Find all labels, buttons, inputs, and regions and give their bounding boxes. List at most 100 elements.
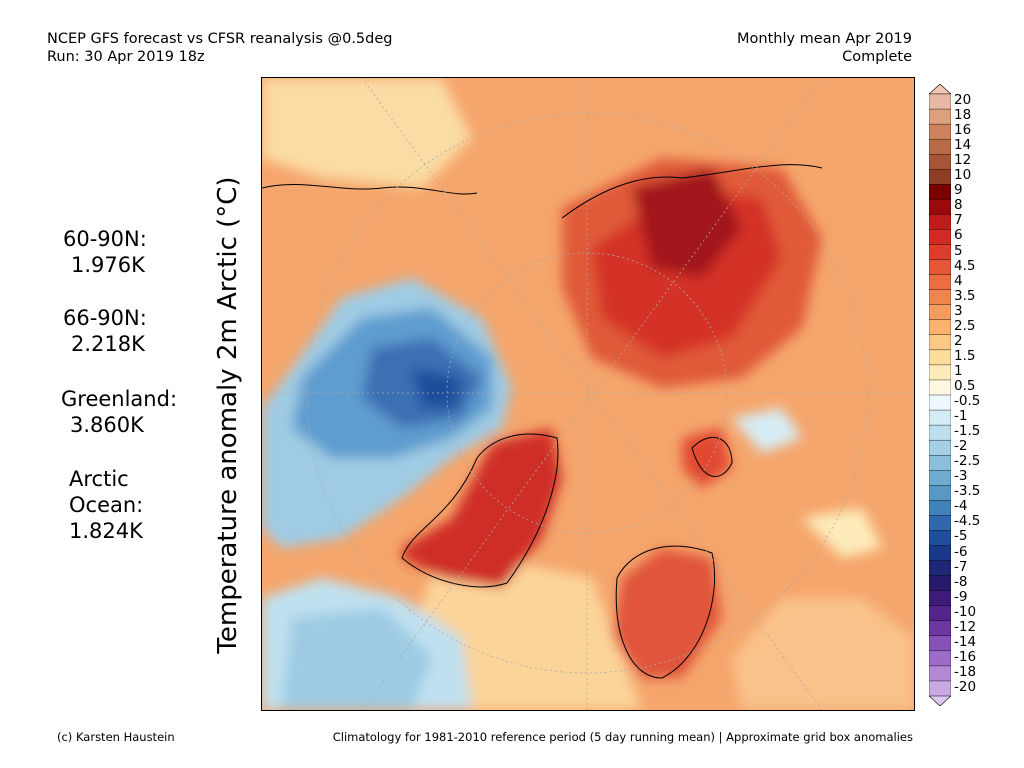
model-title: NCEP GFS forecast vs CFSR reanalysis @0.… xyxy=(47,31,393,47)
colorbar-tick-label: 0.5 xyxy=(954,377,976,394)
colorbar-tick-label: -2.5 xyxy=(954,453,981,470)
colorbar-tick-label: -4 xyxy=(954,498,968,515)
colorbar-tick-label: 5 xyxy=(954,242,963,259)
colorbar-tick-label: 8 xyxy=(954,197,963,214)
stat-label: Greenland: xyxy=(61,387,178,411)
colorbar-segment xyxy=(928,349,952,366)
stat-label: 66-90N: xyxy=(63,306,147,330)
colorbar-tick-label: -3 xyxy=(954,468,968,485)
colorbar-tick-label: 10 xyxy=(954,167,972,184)
colorbar-tick-label: -7 xyxy=(954,558,968,575)
colorbar-segment xyxy=(928,590,952,607)
hot-siberia-core xyxy=(632,168,742,278)
scandinavia-coastline xyxy=(615,545,716,679)
colorbar-segment xyxy=(928,108,952,125)
stat-value: 2.218K xyxy=(71,332,145,356)
colorbar-tick-label: 4 xyxy=(954,272,963,289)
colorbar-segment xyxy=(928,620,952,637)
cold-atlantic-core xyxy=(282,608,432,710)
colorbar-tick-label: 3 xyxy=(954,302,963,319)
colorbar-segment xyxy=(928,500,952,517)
colorbar-segment xyxy=(928,169,952,186)
colorbar-tick-label: -2 xyxy=(954,438,968,455)
anomaly-map xyxy=(261,77,915,711)
period-title: Monthly mean Apr 2019 xyxy=(737,31,912,47)
colorbar-tick-label: -12 xyxy=(954,618,977,635)
novaya-zemlya-coastline xyxy=(691,436,733,477)
colorbar-tick-label: -9 xyxy=(954,588,968,605)
colorbar-tick-label: 20 xyxy=(954,92,972,108)
colorbar-segment xyxy=(928,545,952,562)
colorbar-segment xyxy=(928,650,952,667)
colorbar-segment xyxy=(928,259,952,276)
colorbar-segment xyxy=(928,530,952,547)
stat-greenland: Greenland: 3.860K xyxy=(61,386,177,438)
colorbar-segment xyxy=(928,334,952,351)
colorbar xyxy=(928,83,952,710)
colorbar-segment xyxy=(928,665,952,682)
colorbar-segment xyxy=(928,184,952,201)
colorbar-segment xyxy=(928,319,952,336)
header-right: Monthly mean Apr 2019 Complete xyxy=(737,30,912,66)
y-axis-label: Temperature anomaly 2m Arctic (°C) xyxy=(213,176,243,654)
stat-label: Arctic xyxy=(69,467,129,491)
colorbar-tick-label: 14 xyxy=(954,137,972,154)
colorbar-tick-label: -0.5 xyxy=(954,393,981,409)
colorbar-tick-label: -1.5 xyxy=(954,423,981,440)
colorbar-tick-label: -18 xyxy=(954,663,977,680)
colorbar-segment xyxy=(928,123,952,140)
siberia-coastline xyxy=(561,164,823,219)
colorbar-tick-label: -4.5 xyxy=(954,513,981,530)
colorbar-segment xyxy=(928,289,952,306)
colorbar-svg xyxy=(928,83,952,707)
cool-patch-russia xyxy=(732,408,802,453)
colorbar-segment xyxy=(928,214,952,231)
hot-barents xyxy=(682,428,732,488)
period-status: Complete xyxy=(842,49,912,65)
colorbar-tick-label: -1 xyxy=(954,408,968,425)
stat-label: 60-90N: xyxy=(63,227,147,251)
run-time: Run: 30 Apr 2019 18z xyxy=(47,49,205,65)
colorbar-segment xyxy=(928,455,952,471)
colorbar-tick-label: -3.5 xyxy=(954,483,981,500)
colorbar-segment xyxy=(928,575,952,592)
colorbar-segment xyxy=(928,680,952,697)
pale-pacific-region xyxy=(262,78,472,188)
pale-europe-region xyxy=(732,598,914,710)
colorbar-segment xyxy=(928,199,952,216)
colorbar-segment xyxy=(928,394,952,411)
colorbar-tick-label: 9 xyxy=(954,182,963,199)
stat-label: Ocean: xyxy=(69,493,144,517)
colorbar-tick-label: -20 xyxy=(954,678,977,695)
colorbar-segment xyxy=(928,605,952,622)
colorbar-tick-label: -8 xyxy=(954,573,968,590)
coastlines xyxy=(262,164,823,679)
colorbar-tick-label: 2 xyxy=(954,332,963,349)
hot-scandinavia xyxy=(612,548,722,678)
footer-credit: (c) Karsten Haustein xyxy=(57,730,175,744)
colorbar-segment xyxy=(928,424,952,441)
footer-note: Climatology for 1981-2010 reference peri… xyxy=(332,730,913,744)
colorbar-tick-label: 12 xyxy=(954,152,972,169)
colorbar-segment xyxy=(928,229,952,246)
stat-value: 1.976K xyxy=(71,253,145,277)
stat-value: 3.860K xyxy=(70,413,144,437)
colorbar-tick-label: 1 xyxy=(954,362,963,379)
colorbar-segment xyxy=(928,304,952,321)
colorbar-tick-label: 6 xyxy=(954,227,963,244)
colorbar-tick-label: 2.5 xyxy=(954,317,976,334)
colorbar-segment xyxy=(928,153,952,170)
header-left: NCEP GFS forecast vs CFSR reanalysis @0.… xyxy=(47,30,392,66)
colorbar-segment xyxy=(928,138,952,155)
stat-66-90n: 66-90N: 2.218K xyxy=(63,305,147,357)
colorbar-segment xyxy=(928,274,952,291)
colorbar-segment xyxy=(928,244,952,261)
colorbar-tick-label: 3.5 xyxy=(954,287,976,304)
colorbar-tick-label: 1.5 xyxy=(954,347,976,364)
hot-greenland xyxy=(402,428,562,588)
colorbar-tick-label: -6 xyxy=(954,543,968,560)
colorbar-tick-label: -14 xyxy=(954,633,977,650)
colorbar-tick-label: 7 xyxy=(954,212,963,229)
map-svg xyxy=(262,78,914,710)
colorbar-tick-label: 4.5 xyxy=(954,257,976,274)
----
Copy every line of each item above verbatim, excluding the pictures.

Find all labels, buttons, inputs, and regions and give their bounding boxes. List at most 100 elements.
model-title: NCEP GFS forecast vs CFSR reanalysis @0.… xyxy=(47,31,393,47)
colorbar-tick-label: 0.5 xyxy=(954,377,976,394)
colorbar-tick-label: -2.5 xyxy=(954,453,981,470)
colorbar-tick-label: -4 xyxy=(954,498,968,515)
colorbar-tick-label: 5 xyxy=(954,242,963,259)
colorbar-tick-label: 8 xyxy=(954,197,963,214)
stat-label: Greenland: xyxy=(61,387,178,411)
colorbar-segment xyxy=(928,349,952,366)
stat-label: 66-90N: xyxy=(63,306,147,330)
colorbar-tick-label: -3 xyxy=(954,468,968,485)
colorbar-tick-label: 10 xyxy=(954,167,972,184)
colorbar-tick-label: -7 xyxy=(954,558,968,575)
colorbar-segment xyxy=(928,590,952,607)
hot-siberia-core xyxy=(632,168,742,278)
scandinavia-coastline xyxy=(615,545,716,679)
colorbar-segment xyxy=(928,108,952,125)
stat-value: 2.218K xyxy=(71,332,145,356)
colorbar-tick-label: 4 xyxy=(954,272,963,289)
colorbar-segment xyxy=(928,620,952,637)
cold-atlantic-core xyxy=(282,608,432,710)
colorbar-tick-label: 3 xyxy=(954,302,963,319)
colorbar-segment xyxy=(928,500,952,517)
colorbar-segment xyxy=(928,169,952,186)
colorbar-tick-label: -2 xyxy=(954,438,968,455)
anomaly-map xyxy=(261,77,915,711)
period-title: Monthly mean Apr 2019 xyxy=(737,31,912,47)
colorbar-tick-label: -12 xyxy=(954,618,977,635)
novaya-zemlya-coastline xyxy=(691,436,733,477)
colorbar-tick-label: -9 xyxy=(954,588,968,605)
colorbar-tick-label: 20 xyxy=(954,92,972,108)
colorbar-segment xyxy=(928,545,952,562)
colorbar-segment xyxy=(928,650,952,667)
colorbar-segment xyxy=(928,259,952,276)
colorbar-segment xyxy=(928,530,952,547)
stat-greenland: Greenland: 3.860K xyxy=(61,386,177,438)
colorbar-segment xyxy=(928,334,952,351)
colorbar xyxy=(928,83,952,710)
colorbar-segment xyxy=(928,665,952,682)
colorbar-segment xyxy=(928,184,952,201)
colorbar-segment xyxy=(928,319,952,336)
header-right: Monthly mean Apr 2019 Complete xyxy=(737,30,912,66)
y-axis-label: Temperature anomaly 2m Arctic (°C) xyxy=(213,176,243,654)
stat-label: Arctic xyxy=(69,467,129,491)
colorbar-tick-label: 14 xyxy=(954,137,972,154)
colorbar-tick-label: -0.5 xyxy=(954,393,981,409)
colorbar-tick-label: -1.5 xyxy=(954,423,981,440)
colorbar-tick-label: -18 xyxy=(954,663,977,680)
colorbar-segment xyxy=(928,123,952,140)
siberia-coastline xyxy=(561,164,823,219)
colorbar-tick-label: -4.5 xyxy=(954,513,981,530)
colorbar-segment xyxy=(928,289,952,306)
colorbar-svg xyxy=(928,83,952,707)
cool-patch-russia xyxy=(732,408,802,453)
colorbar-segment xyxy=(928,214,952,231)
hot-barents xyxy=(682,428,732,488)
period-status: Complete xyxy=(842,49,912,65)
colorbar-tick-label: -1 xyxy=(954,408,968,425)
stat-label: 60-90N: xyxy=(63,227,147,251)
run-time: Run: 30 Apr 2019 18z xyxy=(47,49,205,65)
colorbar-segment xyxy=(928,455,952,471)
colorbar-tick-label: -3.5 xyxy=(954,483,981,500)
colorbar-segment xyxy=(928,575,952,592)
colorbar-segment xyxy=(928,680,952,697)
pale-pacific-region xyxy=(262,78,472,188)
pale-europe-region xyxy=(732,598,914,710)
colorbar-segment xyxy=(928,199,952,216)
colorbar-segment xyxy=(928,394,952,411)
colorbar-tick-label: 9 xyxy=(954,182,963,199)
stat-label: Ocean: xyxy=(69,493,144,517)
colorbar-tick-label: -20 xyxy=(954,678,977,695)
colorbar-segment xyxy=(928,605,952,622)
colorbar-tick-label: -8 xyxy=(954,573,968,590)
coastlines xyxy=(262,164,823,679)
colorbar-tick-label: 2 xyxy=(954,332,963,349)
hot-scandinavia xyxy=(612,548,722,678)
footer-credit: (c) Karsten Haustein xyxy=(57,730,175,744)
colorbar-segment xyxy=(928,424,952,441)
footer-note: Climatology for 1981-2010 reference peri… xyxy=(332,730,913,744)
colorbar-tick-label: 12 xyxy=(954,152,972,169)
colorbar-segment xyxy=(928,229,952,246)
stat-value: 1.976K xyxy=(71,253,145,277)
stat-value: 3.860K xyxy=(70,413,144,437)
colorbar-tick-label: 1 xyxy=(954,362,963,379)
colorbar-segment xyxy=(928,304,952,321)
colorbar-tick-label: 6 xyxy=(954,227,963,244)
colorbar-tick-label: 2.5 xyxy=(954,317,976,334)
colorbar-segment xyxy=(928,153,952,170)
header-left: NCEP GFS forecast vs CFSR reanalysis @0.… xyxy=(47,30,392,66)
colorbar-segment xyxy=(928,138,952,155)
stat-66-90n: 66-90N: 2.218K xyxy=(63,305,147,357)
colorbar-segment xyxy=(928,274,952,291)
colorbar-segment xyxy=(928,244,952,261)
colorbar-tick-label: 3.5 xyxy=(954,287,976,304)
colorbar-tick-label: 1.5 xyxy=(954,347,976,364)
hot-greenland xyxy=(402,428,562,588)
colorbar-tick-label: -6 xyxy=(954,543,968,560)
colorbar-tick-label: -14 xyxy=(954,633,977,650)
colorbar-tick-label: 7 xyxy=(954,212,963,229)
map-svg xyxy=(262,78,914,710)
colorbar-tick-label: 4.5 xyxy=(954,257,976,274)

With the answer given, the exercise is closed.